◆ **OBJECTIVE**
With the images removed, repeat the data below exactly.

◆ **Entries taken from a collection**

[start]

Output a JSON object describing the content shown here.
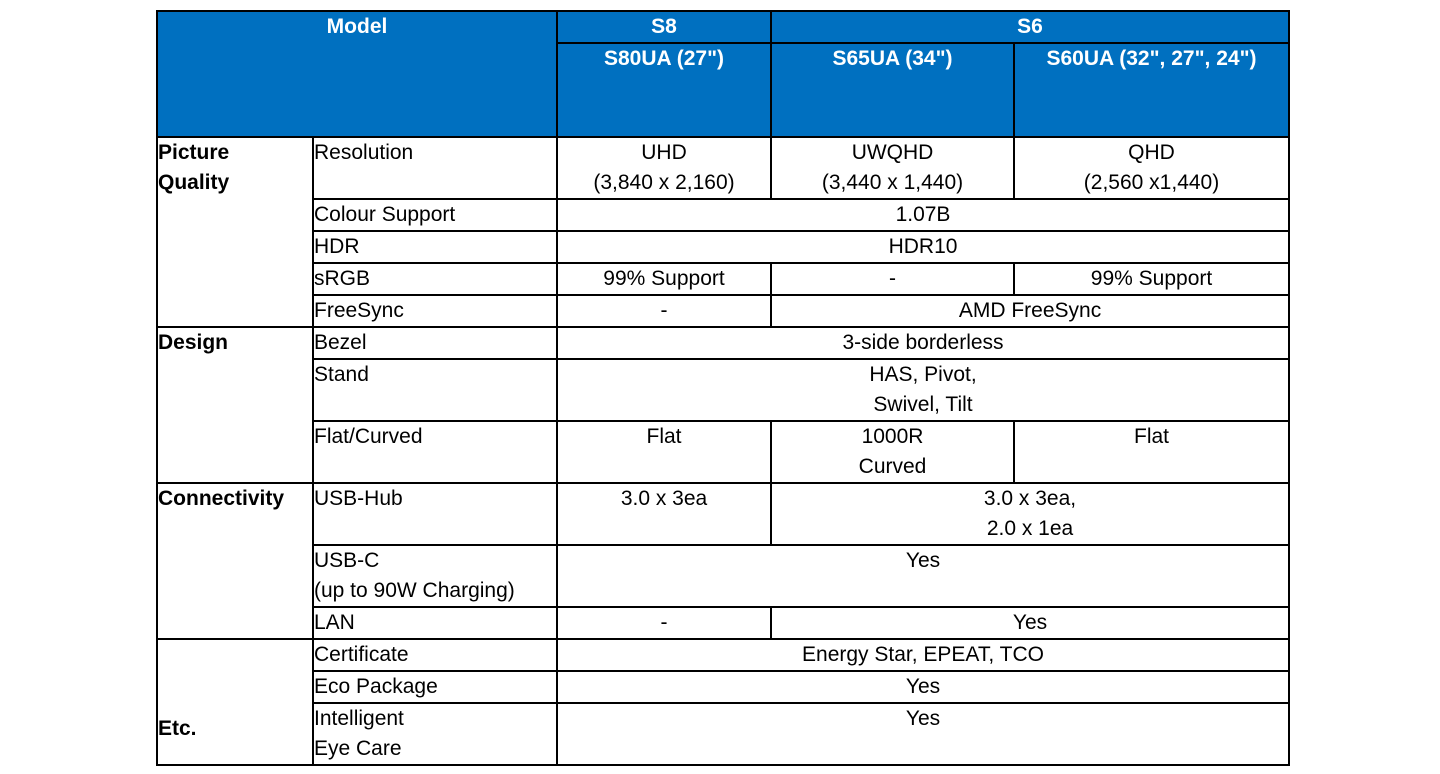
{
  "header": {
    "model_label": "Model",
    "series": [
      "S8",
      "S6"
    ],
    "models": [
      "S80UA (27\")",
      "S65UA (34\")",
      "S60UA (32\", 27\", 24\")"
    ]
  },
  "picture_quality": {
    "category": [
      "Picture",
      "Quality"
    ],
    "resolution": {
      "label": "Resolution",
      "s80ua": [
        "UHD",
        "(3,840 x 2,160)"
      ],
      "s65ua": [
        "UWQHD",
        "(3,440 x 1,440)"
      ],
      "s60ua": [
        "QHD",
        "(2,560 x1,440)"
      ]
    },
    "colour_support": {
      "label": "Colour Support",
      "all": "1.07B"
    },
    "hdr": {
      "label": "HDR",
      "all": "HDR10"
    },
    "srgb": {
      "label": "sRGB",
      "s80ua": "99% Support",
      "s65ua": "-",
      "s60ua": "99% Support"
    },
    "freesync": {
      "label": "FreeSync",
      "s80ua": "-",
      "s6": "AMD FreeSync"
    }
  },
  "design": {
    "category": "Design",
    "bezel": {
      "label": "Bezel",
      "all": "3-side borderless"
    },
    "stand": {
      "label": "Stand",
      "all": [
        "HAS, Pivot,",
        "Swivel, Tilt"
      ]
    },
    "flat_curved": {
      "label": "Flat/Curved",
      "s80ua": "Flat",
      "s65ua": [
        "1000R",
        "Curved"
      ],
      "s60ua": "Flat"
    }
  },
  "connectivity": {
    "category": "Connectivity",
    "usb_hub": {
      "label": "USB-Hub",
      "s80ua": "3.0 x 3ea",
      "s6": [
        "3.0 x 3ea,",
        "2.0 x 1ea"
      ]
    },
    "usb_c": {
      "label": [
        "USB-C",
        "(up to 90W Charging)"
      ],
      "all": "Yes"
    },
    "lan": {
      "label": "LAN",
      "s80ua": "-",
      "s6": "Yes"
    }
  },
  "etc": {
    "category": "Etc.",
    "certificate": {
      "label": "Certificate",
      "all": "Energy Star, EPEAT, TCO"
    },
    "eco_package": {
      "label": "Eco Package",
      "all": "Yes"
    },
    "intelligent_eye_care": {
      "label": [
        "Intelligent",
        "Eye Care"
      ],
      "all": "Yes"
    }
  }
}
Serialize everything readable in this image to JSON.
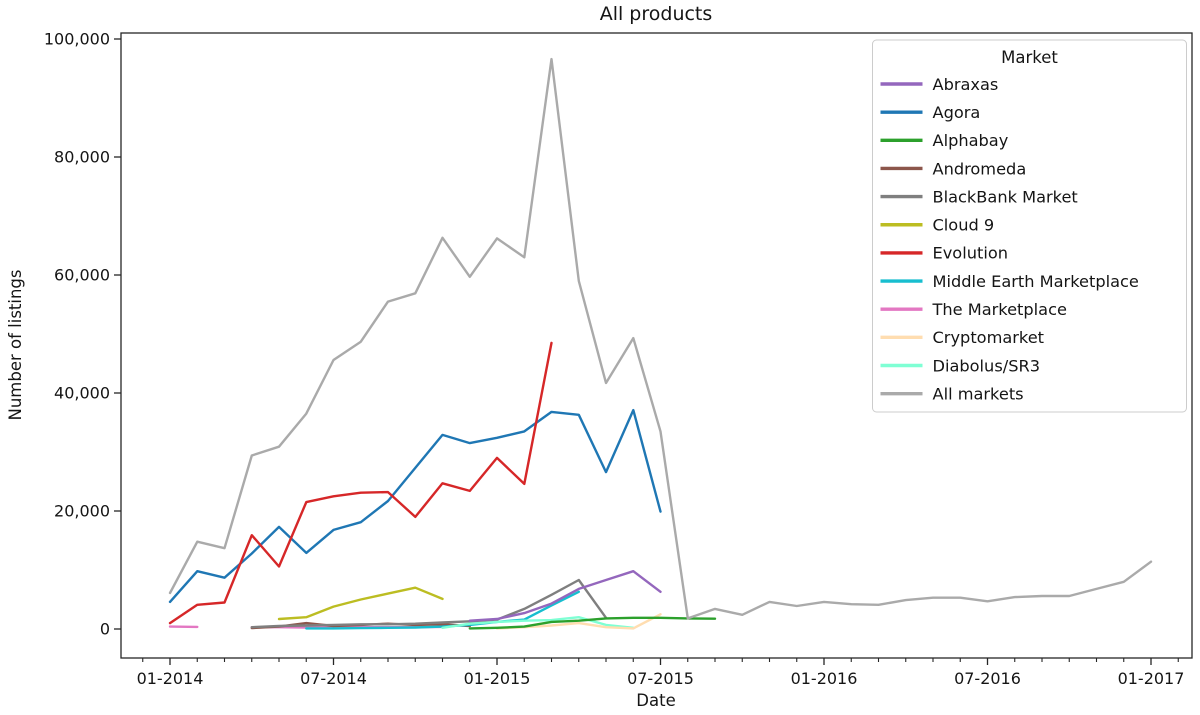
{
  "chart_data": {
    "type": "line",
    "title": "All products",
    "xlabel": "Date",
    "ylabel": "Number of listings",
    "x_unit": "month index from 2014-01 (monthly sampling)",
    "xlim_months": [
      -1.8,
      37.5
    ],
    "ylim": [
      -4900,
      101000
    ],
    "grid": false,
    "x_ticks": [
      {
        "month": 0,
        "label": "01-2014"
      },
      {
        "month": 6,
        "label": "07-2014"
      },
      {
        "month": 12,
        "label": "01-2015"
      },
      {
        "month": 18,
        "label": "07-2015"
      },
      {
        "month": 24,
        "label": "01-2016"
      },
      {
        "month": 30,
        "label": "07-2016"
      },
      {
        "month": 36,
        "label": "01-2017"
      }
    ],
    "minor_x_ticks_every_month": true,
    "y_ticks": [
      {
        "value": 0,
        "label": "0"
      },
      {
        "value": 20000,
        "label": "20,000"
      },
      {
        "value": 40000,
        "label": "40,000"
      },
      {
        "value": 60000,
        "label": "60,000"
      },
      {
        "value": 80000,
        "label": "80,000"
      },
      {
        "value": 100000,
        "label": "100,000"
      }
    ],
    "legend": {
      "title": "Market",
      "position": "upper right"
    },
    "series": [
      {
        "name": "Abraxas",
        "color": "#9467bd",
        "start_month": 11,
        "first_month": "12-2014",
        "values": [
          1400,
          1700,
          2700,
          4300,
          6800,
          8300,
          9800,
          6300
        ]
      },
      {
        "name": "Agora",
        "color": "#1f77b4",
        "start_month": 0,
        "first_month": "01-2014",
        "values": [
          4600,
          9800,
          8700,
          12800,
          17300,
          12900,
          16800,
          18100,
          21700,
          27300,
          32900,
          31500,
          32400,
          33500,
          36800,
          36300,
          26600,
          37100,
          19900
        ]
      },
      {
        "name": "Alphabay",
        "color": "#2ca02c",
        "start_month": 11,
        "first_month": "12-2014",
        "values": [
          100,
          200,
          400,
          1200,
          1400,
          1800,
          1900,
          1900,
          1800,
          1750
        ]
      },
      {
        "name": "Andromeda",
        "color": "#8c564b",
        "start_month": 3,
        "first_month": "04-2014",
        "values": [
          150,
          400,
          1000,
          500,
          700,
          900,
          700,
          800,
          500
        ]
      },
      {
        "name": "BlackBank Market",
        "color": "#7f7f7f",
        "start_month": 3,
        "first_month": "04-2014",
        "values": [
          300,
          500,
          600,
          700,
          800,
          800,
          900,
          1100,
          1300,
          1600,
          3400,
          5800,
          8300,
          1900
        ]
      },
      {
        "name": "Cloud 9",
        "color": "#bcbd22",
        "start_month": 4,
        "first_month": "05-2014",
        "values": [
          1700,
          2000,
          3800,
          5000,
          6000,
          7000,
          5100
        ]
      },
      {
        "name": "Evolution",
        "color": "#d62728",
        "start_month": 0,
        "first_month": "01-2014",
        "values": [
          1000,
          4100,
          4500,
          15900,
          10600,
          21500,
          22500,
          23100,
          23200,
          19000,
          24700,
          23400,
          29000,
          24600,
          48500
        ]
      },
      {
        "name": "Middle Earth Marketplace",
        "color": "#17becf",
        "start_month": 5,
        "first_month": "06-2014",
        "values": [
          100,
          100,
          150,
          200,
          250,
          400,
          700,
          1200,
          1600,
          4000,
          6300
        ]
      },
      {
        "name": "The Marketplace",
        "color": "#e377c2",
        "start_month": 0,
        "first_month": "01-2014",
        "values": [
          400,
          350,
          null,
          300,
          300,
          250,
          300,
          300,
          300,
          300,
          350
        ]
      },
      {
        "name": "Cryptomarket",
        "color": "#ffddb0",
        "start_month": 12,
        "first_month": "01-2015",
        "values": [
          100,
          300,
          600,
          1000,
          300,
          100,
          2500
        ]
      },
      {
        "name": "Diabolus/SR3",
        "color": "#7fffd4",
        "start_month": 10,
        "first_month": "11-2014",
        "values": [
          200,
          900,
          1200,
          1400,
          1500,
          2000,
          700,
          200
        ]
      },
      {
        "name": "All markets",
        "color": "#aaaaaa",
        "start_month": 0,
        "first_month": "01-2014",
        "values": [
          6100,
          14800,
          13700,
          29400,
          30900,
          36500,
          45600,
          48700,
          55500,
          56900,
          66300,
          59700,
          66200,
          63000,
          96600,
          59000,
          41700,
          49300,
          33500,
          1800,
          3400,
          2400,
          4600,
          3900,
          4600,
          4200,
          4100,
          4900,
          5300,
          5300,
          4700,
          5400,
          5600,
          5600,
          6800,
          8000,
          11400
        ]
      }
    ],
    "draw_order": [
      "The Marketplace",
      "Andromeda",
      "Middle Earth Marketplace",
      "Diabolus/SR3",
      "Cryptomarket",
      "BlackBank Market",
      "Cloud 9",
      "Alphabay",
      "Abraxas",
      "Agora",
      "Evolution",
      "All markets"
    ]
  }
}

[end]

◆ **OUTPUT**
Output a JSON object describing the content shown here.
{
  "header": {
    "model_label": "Model",
    "series": [
      "S8",
      "S6"
    ],
    "models": [
      "S80UA (27\")",
      "S65UA (34\")",
      "S60UA (32\", 27\", 24\")"
    ]
  },
  "picture_quality": {
    "category": [
      "Picture",
      "Quality"
    ],
    "resolution": {
      "label": "Resolution",
      "s80ua": [
        "UHD",
        "(3,840 x 2,160)"
      ],
      "s65ua": [
        "UWQHD",
        "(3,440 x 1,440)"
      ],
      "s60ua": [
        "QHD",
        "(2,560 x1,440)"
      ]
    },
    "colour_support": {
      "label": "Colour Support",
      "all": "1.07B"
    },
    "hdr": {
      "label": "HDR",
      "all": "HDR10"
    },
    "srgb": {
      "label": "sRGB",
      "s80ua": "99% Support",
      "s65ua": "-",
      "s60ua": "99% Support"
    },
    "freesync": {
      "label": "FreeSync",
      "s80ua": "-",
      "s6": "AMD FreeSync"
    }
  },
  "design": {
    "category": "Design",
    "bezel": {
      "label": "Bezel",
      "all": "3-side borderless"
    },
    "stand": {
      "label": "Stand",
      "all": [
        "HAS, Pivot,",
        "Swivel, Tilt"
      ]
    },
    "flat_curved": {
      "label": "Flat/Curved",
      "s80ua": "Flat",
      "s65ua": [
        "1000R",
        "Curved"
      ],
      "s60ua": "Flat"
    }
  },
  "connectivity": {
    "category": "Connectivity",
    "usb_hub": {
      "label": "USB-Hub",
      "s80ua": "3.0 x 3ea",
      "s6": [
        "3.0 x 3ea,",
        "2.0 x 1ea"
      ]
    },
    "usb_c": {
      "label": [
        "USB-C",
        "(up to 90W Charging)"
      ],
      "all": "Yes"
    },
    "lan": {
      "label": "LAN",
      "s80ua": "-",
      "s6": "Yes"
    }
  },
  "etc": {
    "category": "Etc.",
    "certificate": {
      "label": "Certificate",
      "all": "Energy Star, EPEAT, TCO"
    },
    "eco_package": {
      "label": "Eco Package",
      "all": "Yes"
    },
    "intelligent_eye_care": {
      "label": [
        "Intelligent",
        "Eye Care"
      ],
      "all": "Yes"
    }
  }
}
Serialize everything readable in this image to JSON.
{
  "chart_data": {
    "type": "line",
    "title": "All products",
    "xlabel": "Date",
    "ylabel": "Number of listings",
    "x_unit": "month index from 2014-01 (monthly sampling)",
    "xlim_months": [
      -1.8,
      37.5
    ],
    "ylim": [
      -4900,
      101000
    ],
    "grid": false,
    "x_ticks": [
      {
        "month": 0,
        "label": "01-2014"
      },
      {
        "month": 6,
        "label": "07-2014"
      },
      {
        "month": 12,
        "label": "01-2015"
      },
      {
        "month": 18,
        "label": "07-2015"
      },
      {
        "month": 24,
        "label": "01-2016"
      },
      {
        "month": 30,
        "label": "07-2016"
      },
      {
        "month": 36,
        "label": "01-2017"
      }
    ],
    "minor_x_ticks_every_month": true,
    "y_ticks": [
      {
        "value": 0,
        "label": "0"
      },
      {
        "value": 20000,
        "label": "20,000"
      },
      {
        "value": 40000,
        "label": "40,000"
      },
      {
        "value": 60000,
        "label": "60,000"
      },
      {
        "value": 80000,
        "label": "80,000"
      },
      {
        "value": 100000,
        "label": "100,000"
      }
    ],
    "legend": {
      "title": "Market",
      "position": "upper right"
    },
    "series": [
      {
        "name": "Abraxas",
        "color": "#9467bd",
        "start_month": 11,
        "first_month": "12-2014",
        "values": [
          1400,
          1700,
          2700,
          4300,
          6800,
          8300,
          9800,
          6300
        ]
      },
      {
        "name": "Agora",
        "color": "#1f77b4",
        "start_month": 0,
        "first_month": "01-2014",
        "values": [
          4600,
          9800,
          8700,
          12800,
          17300,
          12900,
          16800,
          18100,
          21700,
          27300,
          32900,
          31500,
          32400,
          33500,
          36800,
          36300,
          26600,
          37100,
          19900
        ]
      },
      {
        "name": "Alphabay",
        "color": "#2ca02c",
        "start_month": 11,
        "first_month": "12-2014",
        "values": [
          100,
          200,
          400,
          1200,
          1400,
          1800,
          1900,
          1900,
          1800,
          1750
        ]
      },
      {
        "name": "Andromeda",
        "color": "#8c564b",
        "start_month": 3,
        "first_month": "04-2014",
        "values": [
          150,
          400,
          1000,
          500,
          700,
          900,
          700,
          800,
          500
        ]
      },
      {
        "name": "BlackBank Market",
        "color": "#7f7f7f",
        "start_month": 3,
        "first_month": "04-2014",
        "values": [
          300,
          500,
          600,
          700,
          800,
          800,
          900,
          1100,
          1300,
          1600,
          3400,
          5800,
          8300,
          1900
        ]
      },
      {
        "name": "Cloud 9",
        "color": "#bcbd22",
        "start_month": 4,
        "first_month": "05-2014",
        "values": [
          1700,
          2000,
          3800,
          5000,
          6000,
          7000,
          5100
        ]
      },
      {
        "name": "Evolution",
        "color": "#d62728",
        "start_month": 0,
        "first_month": "01-2014",
        "values": [
          1000,
          4100,
          4500,
          15900,
          10600,
          21500,
          22500,
          23100,
          23200,
          19000,
          24700,
          23400,
          29000,
          24600,
          48500
        ]
      },
      {
        "name": "Middle Earth Marketplace",
        "color": "#17becf",
        "start_month": 5,
        "first_month": "06-2014",
        "values": [
          100,
          100,
          150,
          200,
          250,
          400,
          700,
          1200,
          1600,
          4000,
          6300
        ]
      },
      {
        "name": "The Marketplace",
        "color": "#e377c2",
        "start_month": 0,
        "first_month": "01-2014",
        "values": [
          400,
          350,
          null,
          300,
          300,
          250,
          300,
          300,
          300,
          300,
          350
        ]
      },
      {
        "name": "Cryptomarket",
        "color": "#ffddb0",
        "start_month": 12,
        "first_month": "01-2015",
        "values": [
          100,
          300,
          600,
          1000,
          300,
          100,
          2500
        ]
      },
      {
        "name": "Diabolus/SR3",
        "color": "#7fffd4",
        "start_month": 10,
        "first_month": "11-2014",
        "values": [
          200,
          900,
          1200,
          1400,
          1500,
          2000,
          700,
          200
        ]
      },
      {
        "name": "All markets",
        "color": "#aaaaaa",
        "start_month": 0,
        "first_month": "01-2014",
        "values": [
          6100,
          14800,
          13700,
          29400,
          30900,
          36500,
          45600,
          48700,
          55500,
          56900,
          66300,
          59700,
          66200,
          63000,
          96600,
          59000,
          41700,
          49300,
          33500,
          1800,
          3400,
          2400,
          4600,
          3900,
          4600,
          4200,
          4100,
          4900,
          5300,
          5300,
          4700,
          5400,
          5600,
          5600,
          6800,
          8000,
          11400
        ]
      }
    ],
    "draw_order": [
      "The Marketplace",
      "Andromeda",
      "Middle Earth Marketplace",
      "Diabolus/SR3",
      "Cryptomarket",
      "BlackBank Market",
      "Cloud 9",
      "Alphabay",
      "Abraxas",
      "Agora",
      "Evolution",
      "All markets"
    ]
  }
}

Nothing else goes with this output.